WORK TO DO:
Pick out each line containing the string "werd" and copy it.

..............................

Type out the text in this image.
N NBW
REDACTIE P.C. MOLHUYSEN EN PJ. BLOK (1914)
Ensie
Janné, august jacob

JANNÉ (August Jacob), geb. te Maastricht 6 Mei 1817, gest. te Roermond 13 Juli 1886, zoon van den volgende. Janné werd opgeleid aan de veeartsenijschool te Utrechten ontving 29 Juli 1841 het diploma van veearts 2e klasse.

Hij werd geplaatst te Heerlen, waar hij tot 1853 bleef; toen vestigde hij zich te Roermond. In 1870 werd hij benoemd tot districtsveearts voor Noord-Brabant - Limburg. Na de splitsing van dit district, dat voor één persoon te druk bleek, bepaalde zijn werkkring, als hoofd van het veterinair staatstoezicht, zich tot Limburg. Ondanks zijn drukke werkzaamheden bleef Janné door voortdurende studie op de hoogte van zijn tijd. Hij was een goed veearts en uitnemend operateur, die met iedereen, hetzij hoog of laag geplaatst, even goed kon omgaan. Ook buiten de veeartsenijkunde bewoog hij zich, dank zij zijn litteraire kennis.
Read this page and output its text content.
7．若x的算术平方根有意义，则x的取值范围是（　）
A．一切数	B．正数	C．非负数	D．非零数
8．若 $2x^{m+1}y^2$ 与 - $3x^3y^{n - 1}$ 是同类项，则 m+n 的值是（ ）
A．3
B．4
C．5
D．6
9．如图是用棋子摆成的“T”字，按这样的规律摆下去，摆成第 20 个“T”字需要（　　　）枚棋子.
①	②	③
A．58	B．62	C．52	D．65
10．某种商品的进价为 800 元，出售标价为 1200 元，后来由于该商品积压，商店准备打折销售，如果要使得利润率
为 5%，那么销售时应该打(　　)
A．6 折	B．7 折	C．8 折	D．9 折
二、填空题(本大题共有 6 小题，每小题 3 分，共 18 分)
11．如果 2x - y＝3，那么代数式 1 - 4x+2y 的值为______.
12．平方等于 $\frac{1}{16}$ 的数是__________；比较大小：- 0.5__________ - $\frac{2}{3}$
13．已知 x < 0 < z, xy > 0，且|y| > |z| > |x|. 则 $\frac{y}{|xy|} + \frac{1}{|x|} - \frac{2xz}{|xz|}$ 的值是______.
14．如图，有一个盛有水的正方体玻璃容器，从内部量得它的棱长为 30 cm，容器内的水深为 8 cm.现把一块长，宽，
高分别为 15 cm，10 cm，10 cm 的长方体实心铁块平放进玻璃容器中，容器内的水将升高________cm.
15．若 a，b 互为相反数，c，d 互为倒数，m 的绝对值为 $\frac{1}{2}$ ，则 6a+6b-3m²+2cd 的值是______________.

..............................

SOLUTION:
JANNÉ (August Jacob), geb. te Maastricht 6 Mei 1817, gest. te Roermond 13 Juli 1886, zoon van den volgende. Janné werd opgeleid aan de veeartsenijschool te Utrechten ontving 29 Juli 1841 het diploma van veearts 2e klasse.
Hij werd geplaatst te Heerlen, waar hij tot 1853 bleef; toen vestigde hij zich te Roermond. In 1870 werd hij benoemd tot districtsveearts voor Noord-Brabant - Limburg. Na de splitsing van dit district, dat voor één persoon te druk bleek, bepaalde zijn werkkring, als hoofd van het veterinair staatstoezicht, zich tot Limburg. Ondanks zijn drukke werkzaamheden bleef Janné door voortdurende studie op de hoogte van zijn tijd. Hij was een goed veearts en uitnemend operateur, die met iedereen, hetzij hoog of laag geplaatst, even goed kon omgaan. Ook buiten de veeartsenijkunde bewoog hij zich, dank zij zijn litteraire kennis.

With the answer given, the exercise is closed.